Excellent video demonstration. On mine which is right hand drive, the clutch reservoir and brake reservoir are separate. One of these jobs where flexibility is tested.
Also, if you have shop air and an air blow gun it's best to blow all the accumulated crap from around the end of the master where the line is attached before cracking it open. Brake fluid can be washed off with water (it will desolve in water) if it drips all over the engine compartment paint just rinse it to be sure it isn't eating the paint off. The stuff works better than any paint stripper for removing paint. It's best to change the throttle cable bushing too while in there as the tend to crumble and fall apart leaving you with no throttle control. The feeder tube to the master was dry on this car but like he said, usually the line will be full and come spilling out. One way to empty it is to open the bleeder on the slave cyl. after sucking the fluid out of the reservoir to get it lower that the hose to the clutch master then pump the clutch pedal until most of the fluid is out of it. I would put a plug in the end of the feeder line before feeding it through the firewall to keep dirt from getting into it. My pedal/master mounting bracket was cracked and allowing the master to push off to one side making the pedal effort insane. I had to remove it and weld it up. Works great now.
hi thanks for your DIY, seen this video a long time ago though I have seen why you are changing the master cylinder,,question though can the slave cylinder prevent gears from engaging like shifting normal to gears and it becomes hard? Just a question before I rule out the clutch thanks.
Gerry Reggea yeah the slave cylinder is an important component as well. The slave rod pushes into the trans housing into the pressure plate relieving clamping force from the clutch so you can change gears. The slave cyl and master cyl both must be operating together and both fail commonly, especially so on old cars with ancient hydraulic fluid that breaks down their seals. Try the $30 slave cylinder before considering the clutch job. Bleeding the system is very difficult so might let a garage handle it.
thanks so much for your response, I will consider the slave cylinder first as I just wanted to rule out the usual suspects first. Unfortunately I do all the work on my rides,I really appreciate. cheers.

Requirement 1 |
Repeat the entries word for word, starting with their first line and ending with the line that contains "ytick-left [0, 196, 10, 200]", both lines included.
The clutch repair comments and the dataset entries have nothing to do with each other.

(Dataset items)

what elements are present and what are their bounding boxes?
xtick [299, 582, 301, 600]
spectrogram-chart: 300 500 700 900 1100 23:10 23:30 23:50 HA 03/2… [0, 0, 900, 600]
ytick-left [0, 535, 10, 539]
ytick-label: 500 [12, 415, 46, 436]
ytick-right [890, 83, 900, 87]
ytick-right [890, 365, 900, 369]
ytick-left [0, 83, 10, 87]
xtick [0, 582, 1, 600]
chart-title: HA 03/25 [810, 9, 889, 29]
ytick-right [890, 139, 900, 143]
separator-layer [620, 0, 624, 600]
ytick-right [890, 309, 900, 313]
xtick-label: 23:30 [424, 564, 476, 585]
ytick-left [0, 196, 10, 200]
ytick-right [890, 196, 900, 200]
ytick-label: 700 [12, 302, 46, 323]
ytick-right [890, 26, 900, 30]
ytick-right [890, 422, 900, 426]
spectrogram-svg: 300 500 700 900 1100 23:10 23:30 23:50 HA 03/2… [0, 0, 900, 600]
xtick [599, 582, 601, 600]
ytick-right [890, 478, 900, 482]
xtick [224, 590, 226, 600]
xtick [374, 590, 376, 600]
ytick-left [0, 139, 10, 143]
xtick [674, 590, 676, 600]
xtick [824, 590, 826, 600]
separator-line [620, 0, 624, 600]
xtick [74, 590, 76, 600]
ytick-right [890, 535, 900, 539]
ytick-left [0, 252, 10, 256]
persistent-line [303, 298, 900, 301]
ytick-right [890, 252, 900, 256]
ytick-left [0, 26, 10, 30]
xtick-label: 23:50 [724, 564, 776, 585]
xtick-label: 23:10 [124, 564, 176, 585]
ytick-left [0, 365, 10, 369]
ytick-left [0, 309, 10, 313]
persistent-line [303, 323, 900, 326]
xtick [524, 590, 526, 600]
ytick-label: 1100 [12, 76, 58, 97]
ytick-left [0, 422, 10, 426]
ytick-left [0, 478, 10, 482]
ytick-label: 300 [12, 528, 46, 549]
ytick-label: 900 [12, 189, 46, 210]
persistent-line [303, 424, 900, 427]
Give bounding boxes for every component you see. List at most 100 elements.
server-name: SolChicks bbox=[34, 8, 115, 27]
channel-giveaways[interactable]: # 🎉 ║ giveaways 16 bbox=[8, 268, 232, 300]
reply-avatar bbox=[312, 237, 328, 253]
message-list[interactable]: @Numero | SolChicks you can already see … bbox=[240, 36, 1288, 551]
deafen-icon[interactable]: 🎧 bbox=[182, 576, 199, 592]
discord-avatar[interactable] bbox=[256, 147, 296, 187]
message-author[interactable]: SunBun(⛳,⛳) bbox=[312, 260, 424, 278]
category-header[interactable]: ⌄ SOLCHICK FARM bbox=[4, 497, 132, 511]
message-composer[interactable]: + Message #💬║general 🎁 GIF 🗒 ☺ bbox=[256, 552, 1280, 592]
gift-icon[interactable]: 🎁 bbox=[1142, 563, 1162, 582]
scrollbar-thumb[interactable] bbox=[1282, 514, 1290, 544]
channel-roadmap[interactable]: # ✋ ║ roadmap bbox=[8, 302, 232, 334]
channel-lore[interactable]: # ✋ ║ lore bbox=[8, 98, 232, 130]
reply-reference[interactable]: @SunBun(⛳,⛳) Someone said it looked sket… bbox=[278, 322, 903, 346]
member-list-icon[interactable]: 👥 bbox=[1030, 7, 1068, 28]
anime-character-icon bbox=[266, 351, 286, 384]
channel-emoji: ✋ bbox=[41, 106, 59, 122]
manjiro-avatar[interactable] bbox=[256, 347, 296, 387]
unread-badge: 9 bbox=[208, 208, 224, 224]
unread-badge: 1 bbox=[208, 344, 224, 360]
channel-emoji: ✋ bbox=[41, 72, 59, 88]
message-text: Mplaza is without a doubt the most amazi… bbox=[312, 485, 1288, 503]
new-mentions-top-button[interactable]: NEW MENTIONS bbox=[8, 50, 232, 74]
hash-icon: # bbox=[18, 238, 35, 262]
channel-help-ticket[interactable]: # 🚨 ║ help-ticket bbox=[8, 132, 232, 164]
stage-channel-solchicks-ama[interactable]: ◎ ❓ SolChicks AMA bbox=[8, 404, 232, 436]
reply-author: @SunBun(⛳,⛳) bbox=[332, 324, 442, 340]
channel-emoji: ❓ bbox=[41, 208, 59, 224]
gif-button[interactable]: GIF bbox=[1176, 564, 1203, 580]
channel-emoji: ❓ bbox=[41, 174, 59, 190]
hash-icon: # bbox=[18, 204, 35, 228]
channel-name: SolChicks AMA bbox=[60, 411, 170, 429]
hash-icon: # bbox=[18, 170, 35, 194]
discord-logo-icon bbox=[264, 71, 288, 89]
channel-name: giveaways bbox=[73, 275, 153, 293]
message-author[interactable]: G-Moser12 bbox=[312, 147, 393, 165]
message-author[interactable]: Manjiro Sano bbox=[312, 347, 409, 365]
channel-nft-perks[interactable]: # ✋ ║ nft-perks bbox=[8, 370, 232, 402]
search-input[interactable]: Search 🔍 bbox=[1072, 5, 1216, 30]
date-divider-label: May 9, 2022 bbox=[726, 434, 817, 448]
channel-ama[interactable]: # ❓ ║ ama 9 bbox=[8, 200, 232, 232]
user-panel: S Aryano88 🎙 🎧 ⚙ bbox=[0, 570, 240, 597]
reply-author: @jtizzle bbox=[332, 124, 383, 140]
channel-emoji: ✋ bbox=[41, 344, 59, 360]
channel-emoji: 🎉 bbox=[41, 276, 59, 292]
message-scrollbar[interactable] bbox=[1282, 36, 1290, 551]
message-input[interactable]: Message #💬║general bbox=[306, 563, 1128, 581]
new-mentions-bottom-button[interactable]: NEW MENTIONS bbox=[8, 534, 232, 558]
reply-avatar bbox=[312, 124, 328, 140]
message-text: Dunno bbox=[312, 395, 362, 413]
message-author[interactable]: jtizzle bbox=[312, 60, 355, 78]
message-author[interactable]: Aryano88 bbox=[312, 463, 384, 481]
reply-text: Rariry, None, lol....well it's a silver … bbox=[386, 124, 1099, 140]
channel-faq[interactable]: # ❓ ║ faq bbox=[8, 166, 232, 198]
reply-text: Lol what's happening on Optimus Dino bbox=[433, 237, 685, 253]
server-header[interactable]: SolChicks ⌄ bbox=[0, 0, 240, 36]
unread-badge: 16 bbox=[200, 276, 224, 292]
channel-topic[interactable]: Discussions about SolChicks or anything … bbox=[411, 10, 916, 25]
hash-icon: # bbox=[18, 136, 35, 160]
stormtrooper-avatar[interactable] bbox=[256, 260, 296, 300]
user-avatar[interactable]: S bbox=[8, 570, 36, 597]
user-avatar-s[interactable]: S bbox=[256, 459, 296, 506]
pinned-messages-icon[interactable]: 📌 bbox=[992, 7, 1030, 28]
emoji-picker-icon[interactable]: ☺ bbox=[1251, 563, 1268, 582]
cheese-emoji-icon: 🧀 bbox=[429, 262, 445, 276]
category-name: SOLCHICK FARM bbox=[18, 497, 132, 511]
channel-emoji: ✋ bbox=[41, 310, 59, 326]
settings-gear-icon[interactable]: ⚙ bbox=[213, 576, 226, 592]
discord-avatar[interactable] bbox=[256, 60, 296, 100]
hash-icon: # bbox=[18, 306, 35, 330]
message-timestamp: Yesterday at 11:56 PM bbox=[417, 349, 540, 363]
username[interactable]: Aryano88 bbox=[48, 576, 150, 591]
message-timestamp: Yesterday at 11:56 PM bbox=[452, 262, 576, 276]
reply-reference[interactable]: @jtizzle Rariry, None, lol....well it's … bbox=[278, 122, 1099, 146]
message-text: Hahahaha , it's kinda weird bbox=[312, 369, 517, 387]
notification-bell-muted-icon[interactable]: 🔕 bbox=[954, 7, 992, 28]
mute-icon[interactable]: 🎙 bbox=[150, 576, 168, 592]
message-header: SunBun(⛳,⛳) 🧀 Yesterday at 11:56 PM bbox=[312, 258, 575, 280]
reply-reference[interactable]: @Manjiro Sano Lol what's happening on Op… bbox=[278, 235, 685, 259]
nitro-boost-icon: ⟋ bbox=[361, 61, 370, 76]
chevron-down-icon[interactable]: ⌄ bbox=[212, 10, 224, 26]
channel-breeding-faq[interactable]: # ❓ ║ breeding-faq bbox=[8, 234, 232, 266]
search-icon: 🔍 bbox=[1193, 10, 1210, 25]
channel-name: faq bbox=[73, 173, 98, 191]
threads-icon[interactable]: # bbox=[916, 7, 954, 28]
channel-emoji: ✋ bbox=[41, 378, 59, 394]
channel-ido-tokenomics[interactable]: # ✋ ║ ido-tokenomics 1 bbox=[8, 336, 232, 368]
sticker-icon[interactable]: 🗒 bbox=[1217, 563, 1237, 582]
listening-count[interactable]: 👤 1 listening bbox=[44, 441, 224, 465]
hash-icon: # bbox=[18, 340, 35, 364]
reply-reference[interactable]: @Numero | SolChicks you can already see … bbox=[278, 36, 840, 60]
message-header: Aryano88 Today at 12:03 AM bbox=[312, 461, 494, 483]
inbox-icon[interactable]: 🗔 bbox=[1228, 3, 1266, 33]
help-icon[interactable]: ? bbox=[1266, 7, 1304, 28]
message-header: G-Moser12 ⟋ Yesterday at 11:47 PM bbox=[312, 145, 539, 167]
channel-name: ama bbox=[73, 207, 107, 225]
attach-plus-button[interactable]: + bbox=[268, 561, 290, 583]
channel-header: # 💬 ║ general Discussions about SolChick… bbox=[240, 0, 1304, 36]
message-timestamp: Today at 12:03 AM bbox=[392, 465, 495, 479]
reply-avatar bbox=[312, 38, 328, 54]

Requirement 2 |
Quote the clutch repair comments exactly, beginning at the words "Gerry Reggea yeah" and stopping after "really appreciate. cheers.".

Complete answer 1 |
what elements are present and what are their bounding boxes?
xtick [299, 582, 301, 600]
spectrogram-chart: 300 500 700 900 1100 23:10 23:30 23:50 HA 03/2… [0, 0, 900, 600]
ytick-left [0, 535, 10, 539]
ytick-label: 500 [12, 415, 46, 436]
ytick-right [890, 83, 900, 87]
ytick-right [890, 365, 900, 369]
ytick-left [0, 83, 10, 87]
xtick [0, 582, 1, 600]
chart-title: HA 03/25 [810, 9, 889, 29]
ytick-right [890, 139, 900, 143]
separator-layer [620, 0, 624, 600]
ytick-right [890, 309, 900, 313]
xtick-label: 23:30 [424, 564, 476, 585]
ytick-left [0, 196, 10, 200]

Complete answer 2 |
Gerry Reggea yeah the slave cylinder is an important component as well. The slave rod pushes into the trans housing into the pressure plate relieving clamping force from the clutch so you can change gears. The slave cyl and master cyl both must be operating together and both fail commonly, especially so on old cars with ancient hydraulic fluid that breaks down their seals. Try the $30 slave cylinder before considering the clutch job. Bleeding the system is very difficult so might let a garage handle it.
thanks so much for your response, I will consider the slave cylinder first as I just wanted to rule out the usual suspects first. Unfortunately I do all the work on my rides,I really appreciate. cheers.